Each line of the data that includes the string "true" is to be copied out.

Data rows:
————

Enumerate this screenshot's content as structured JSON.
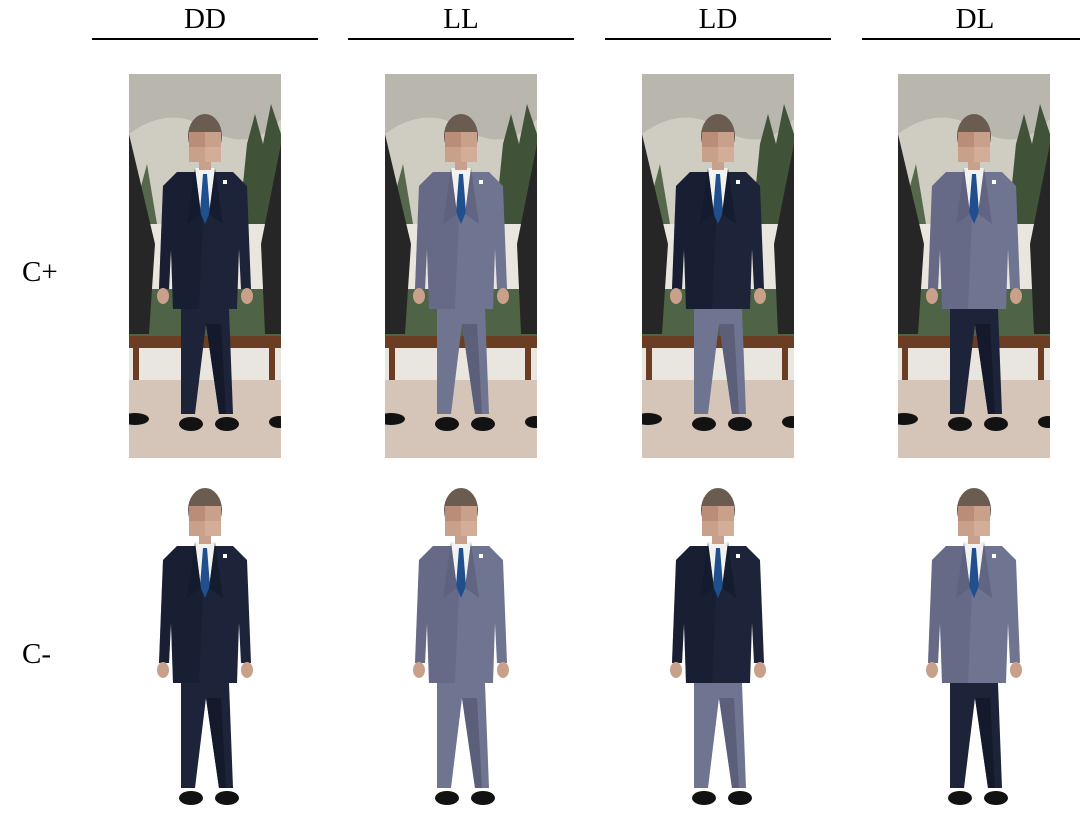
{
  "columns": [
    "DD",
    "LL",
    "LD",
    "DL"
  ],
  "rows": [
    "C+",
    "C-"
  ],
  "palette": {
    "dark_suit": "#1d2338",
    "dark_suit_shade": "#141a2c",
    "light_suit": "#6f7491",
    "light_suit_shade": "#5b5f7a",
    "shirt": "#f2f2f0",
    "tie": "#1f4f8c",
    "skin": "#c9a18a",
    "hair": "#6a5c50",
    "shoe": "#121212",
    "wall": "#e9e6df",
    "painting_sky": "#b8b6ad",
    "tree": "#405238",
    "bench": "#4f6446",
    "bench_frame": "#6b3e24",
    "floor": "#d4c5b8",
    "side_suit": "#262626"
  },
  "variants": {
    "DD": {
      "jacket": "dark",
      "trousers": "dark"
    },
    "LL": {
      "jacket": "light",
      "trousers": "light"
    },
    "LD": {
      "jacket": "dark",
      "trousers": "light"
    },
    "DL": {
      "jacket": "light",
      "trousers": "dark"
    }
  }
}
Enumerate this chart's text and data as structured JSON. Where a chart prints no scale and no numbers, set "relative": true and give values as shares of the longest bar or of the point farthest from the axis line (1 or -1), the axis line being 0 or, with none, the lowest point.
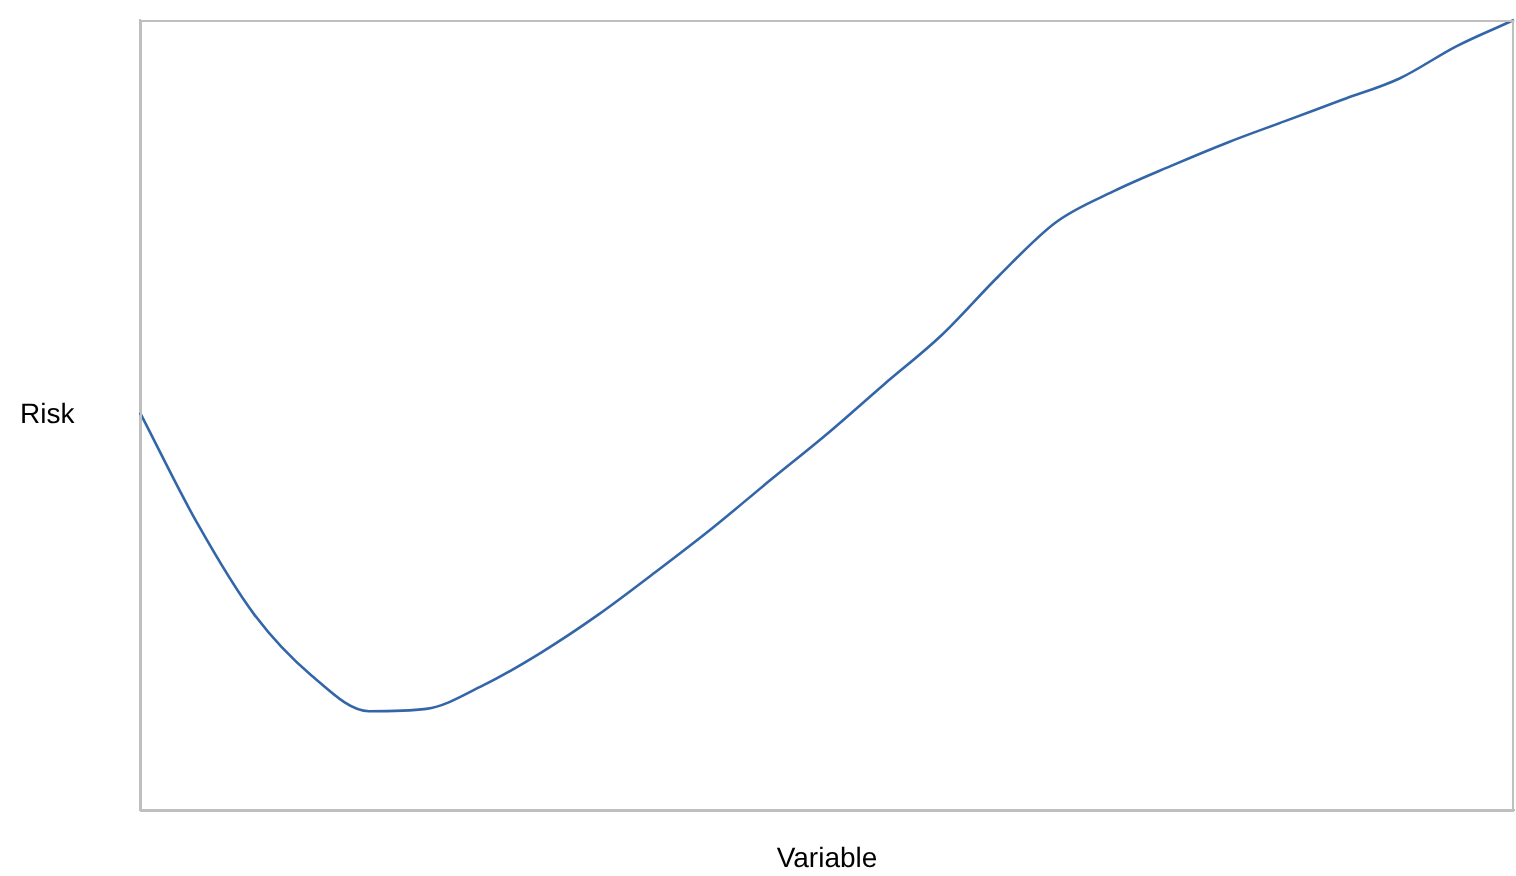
{
  "chart_data": {
    "type": "line",
    "relative": true,
    "xlabel": "Variable",
    "ylabel": "Risk",
    "color": "#3366a8",
    "marker": "none",
    "grid": false,
    "legend": false,
    "categories": [
      null,
      null,
      null,
      null,
      null,
      null,
      null,
      null,
      null,
      null,
      null,
      null,
      null,
      null,
      null,
      null,
      null,
      null,
      null,
      null,
      null,
      null,
      null,
      null,
      null
    ],
    "values": [
      0.503,
      0.363,
      0.247,
      0.17,
      0.125,
      0.128,
      0.158,
      0.199,
      0.247,
      0.301,
      0.357,
      0.417,
      0.476,
      0.539,
      0.601,
      0.676,
      0.744,
      0.783,
      0.815,
      0.845,
      0.872,
      0.899,
      0.926,
      0.967,
      1
    ]
  }
}
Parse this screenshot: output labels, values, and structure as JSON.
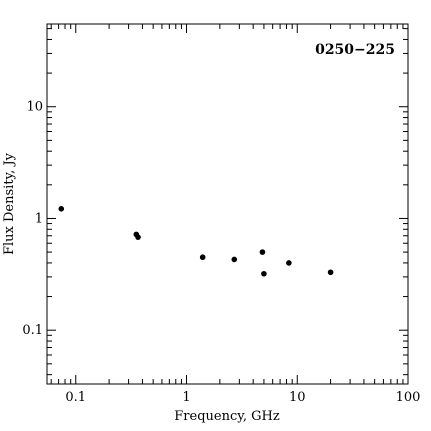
{
  "chart_data": {
    "type": "scatter",
    "title": "0250−225",
    "xlabel": "Frequency, GHz",
    "ylabel": "Flux Density, Jy",
    "xscale": "log",
    "yscale": "log",
    "xlim": [
      0.055,
      100
    ],
    "ylim": [
      0.033,
      55
    ],
    "grid": false,
    "legend": "none",
    "x_ticks": [
      {
        "value": 0.1,
        "label": "0.1"
      },
      {
        "value": 1,
        "label": "1"
      },
      {
        "value": 10,
        "label": "10"
      },
      {
        "value": 100,
        "label": "100"
      }
    ],
    "y_ticks": [
      {
        "value": 0.1,
        "label": "0.1"
      },
      {
        "value": 1,
        "label": "1"
      },
      {
        "value": 10,
        "label": "10"
      }
    ],
    "points": [
      {
        "x": 0.074,
        "y": 1.22
      },
      {
        "x": 0.352,
        "y": 0.72
      },
      {
        "x": 0.365,
        "y": 0.68
      },
      {
        "x": 1.4,
        "y": 0.45
      },
      {
        "x": 2.7,
        "y": 0.43
      },
      {
        "x": 4.85,
        "y": 0.5
      },
      {
        "x": 5.0,
        "y": 0.32
      },
      {
        "x": 8.4,
        "y": 0.4
      },
      {
        "x": 20,
        "y": 0.33
      }
    ]
  }
}
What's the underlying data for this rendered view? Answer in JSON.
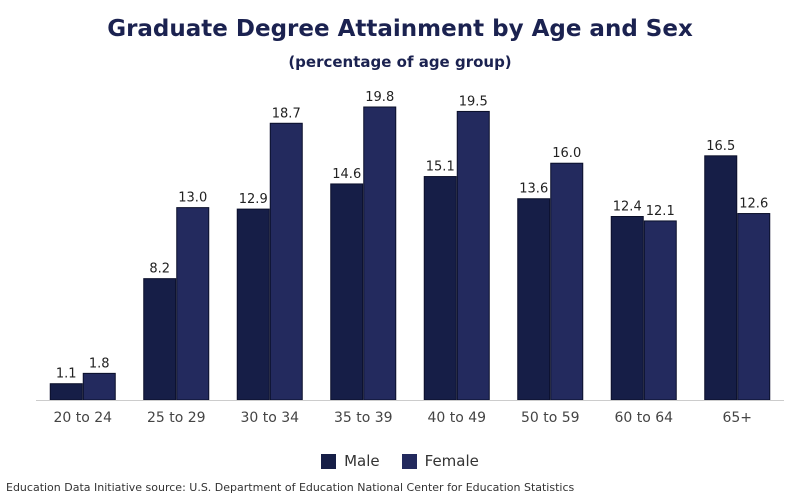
{
  "chart_data": {
    "type": "bar",
    "title": "Graduate Degree Attainment by Age and Sex",
    "subtitle": "(percentage of age group)",
    "categories": [
      "20 to 24",
      "25 to 29",
      "30 to 34",
      "35 to 39",
      "40 to 49",
      "50 to 59",
      "60 to 64",
      "65+"
    ],
    "series": [
      {
        "name": "Male",
        "color": "#161e47",
        "values": [
          1.1,
          8.2,
          12.9,
          14.6,
          15.1,
          13.6,
          12.4,
          16.5
        ]
      },
      {
        "name": "Female",
        "color": "#232a5e",
        "values": [
          1.8,
          13.0,
          18.7,
          19.8,
          19.5,
          16.0,
          12.1,
          12.6
        ]
      }
    ],
    "ylim": [
      0,
      20
    ],
    "grid": false,
    "legend_position": "bottom",
    "source": "Education Data Initiative source: U.S. Department of Education National Center for Education Statistics"
  }
}
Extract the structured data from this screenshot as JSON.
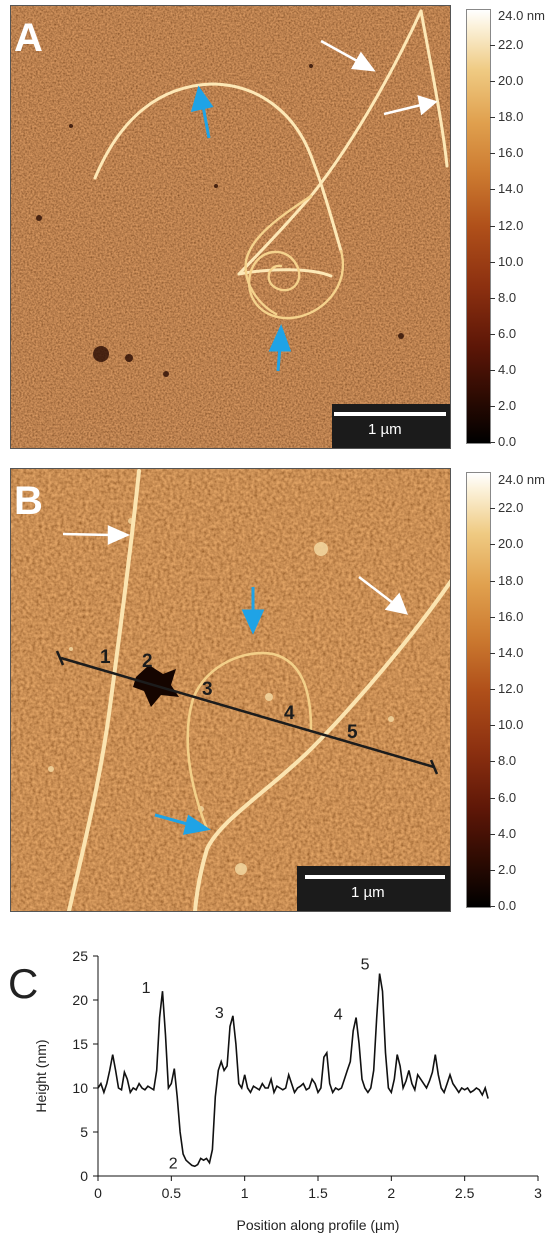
{
  "panels": [
    {
      "letter": "A",
      "scalebar": "1 µm",
      "colorbar": {
        "max_label": "24.0 nm",
        "ticks": [
          "22.0",
          "20.0",
          "18.0",
          "16.0",
          "14.0",
          "12.0",
          "10.0",
          "8.0",
          "6.0",
          "4.0",
          "2.0",
          "0.0"
        ]
      }
    },
    {
      "letter": "B",
      "scalebar": "1 µm",
      "colorbar": {
        "max_label": "24.0 nm",
        "ticks": [
          "22.0",
          "20.0",
          "18.0",
          "16.0",
          "14.0",
          "12.0",
          "10.0",
          "8.0",
          "6.0",
          "4.0",
          "2.0",
          "0.0"
        ]
      },
      "profile_labels": [
        "1",
        "2",
        "3",
        "4",
        "5"
      ]
    }
  ],
  "colors": {
    "afm_dark": "#7a2e0e",
    "afm_mid": "#a8521f",
    "arrow_white": "#ffffff",
    "arrow_blue": "#1fa3e6",
    "profile_line": "#1c1c1c"
  },
  "chart_data": {
    "type": "line",
    "panel_letter": "C",
    "xlabel": "Position along profile (µm)",
    "ylabel": "Height (nm)",
    "xlim": [
      0,
      3
    ],
    "ylim": [
      0,
      25
    ],
    "xticks": [
      "0",
      "0.5",
      "1",
      "1.5",
      "2",
      "2.5",
      "3"
    ],
    "yticks": [
      "0",
      "5",
      "10",
      "15",
      "20",
      "25"
    ],
    "series": [
      {
        "x": [
          0.0,
          0.02,
          0.04,
          0.06,
          0.08,
          0.1,
          0.12,
          0.14,
          0.16,
          0.18,
          0.2,
          0.22,
          0.24,
          0.26,
          0.28,
          0.3,
          0.32,
          0.34,
          0.36,
          0.38,
          0.4,
          0.42,
          0.44,
          0.46,
          0.48,
          0.5,
          0.52,
          0.54,
          0.56,
          0.58,
          0.6,
          0.62,
          0.64,
          0.66,
          0.68,
          0.7,
          0.72,
          0.74,
          0.76,
          0.78,
          0.8,
          0.82,
          0.84,
          0.86,
          0.88,
          0.9,
          0.92,
          0.94,
          0.96,
          0.98,
          1.0,
          1.02,
          1.04,
          1.06,
          1.08,
          1.1,
          1.12,
          1.14,
          1.16,
          1.18,
          1.2,
          1.22,
          1.24,
          1.26,
          1.28,
          1.3,
          1.32,
          1.34,
          1.36,
          1.38,
          1.4,
          1.42,
          1.44,
          1.46,
          1.48,
          1.5,
          1.52,
          1.54,
          1.56,
          1.58,
          1.6,
          1.62,
          1.64,
          1.66,
          1.68,
          1.7,
          1.72,
          1.74,
          1.76,
          1.78,
          1.8,
          1.82,
          1.84,
          1.86,
          1.88,
          1.9,
          1.92,
          1.94,
          1.96,
          1.98,
          2.0,
          2.02,
          2.04,
          2.06,
          2.08,
          2.1,
          2.12,
          2.14,
          2.16,
          2.18,
          2.2,
          2.22,
          2.24,
          2.26,
          2.28,
          2.3,
          2.32,
          2.34,
          2.36,
          2.38,
          2.4,
          2.42,
          2.44,
          2.46,
          2.48,
          2.5,
          2.52,
          2.54,
          2.56,
          2.58,
          2.6,
          2.62,
          2.64,
          2.66
        ],
        "y": [
          10,
          10.5,
          9.5,
          10.5,
          12,
          13.8,
          12,
          10,
          9.8,
          11.8,
          11,
          9.5,
          10,
          9.8,
          10.5,
          10,
          9.8,
          10.2,
          10,
          9.8,
          12,
          18,
          21,
          16,
          10,
          10.5,
          12.2,
          9,
          5,
          2.5,
          1.8,
          1.5,
          1.2,
          1.1,
          1.3,
          2,
          1.8,
          2,
          1.5,
          3,
          9,
          12,
          13,
          12,
          12.5,
          17,
          18.2,
          15,
          10.5,
          10,
          11.5,
          10,
          9.5,
          10.2,
          10,
          9.8,
          10.5,
          10,
          10,
          11,
          9.5,
          10.2,
          10,
          9.8,
          10,
          11.5,
          10.5,
          9.5,
          10,
          10.2,
          10.5,
          9.8,
          10,
          11,
          10.5,
          9.5,
          10,
          13.5,
          14,
          10.5,
          9.5,
          10,
          9.8,
          10,
          11,
          12,
          13,
          16.5,
          18,
          15,
          11,
          10,
          9.5,
          10,
          12,
          18,
          23,
          21,
          14,
          10,
          9.5,
          11,
          13.8,
          12.5,
          10,
          10.8,
          12,
          10.5,
          9.8,
          11.5,
          11,
          10.5,
          10,
          10.8,
          11.8,
          13.8,
          11.5,
          10,
          9.5,
          10.5,
          11.5,
          10.5,
          10,
          9.5,
          10,
          9.8,
          10,
          9.5,
          9.7,
          10,
          9.8,
          9.2,
          10,
          8.8
        ]
      }
    ],
    "annotations": [
      {
        "label": "1",
        "x": 0.42,
        "y": 21
      },
      {
        "label": "2",
        "x": 0.66,
        "y": 1.1
      },
      {
        "label": "3",
        "x": 0.92,
        "y": 18.2
      },
      {
        "label": "4",
        "x": 1.73,
        "y": 18
      },
      {
        "label": "5",
        "x": 1.9,
        "y": 23
      }
    ]
  }
}
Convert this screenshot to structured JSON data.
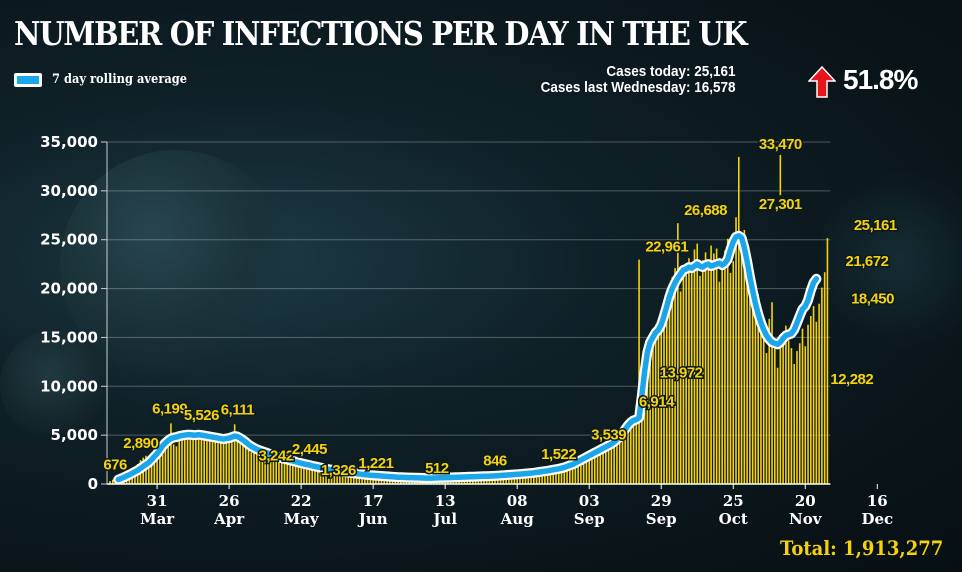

————

Final result:
Enumerate this chart's text and data as structured JSON. Where a chart prints no scale and no numbers, set "relative": true and give values as shares of the longest bar or of the point farthest from the axis line (1 or -1), the axis line being 0 or, with none, the lowest point.
    "relative": true,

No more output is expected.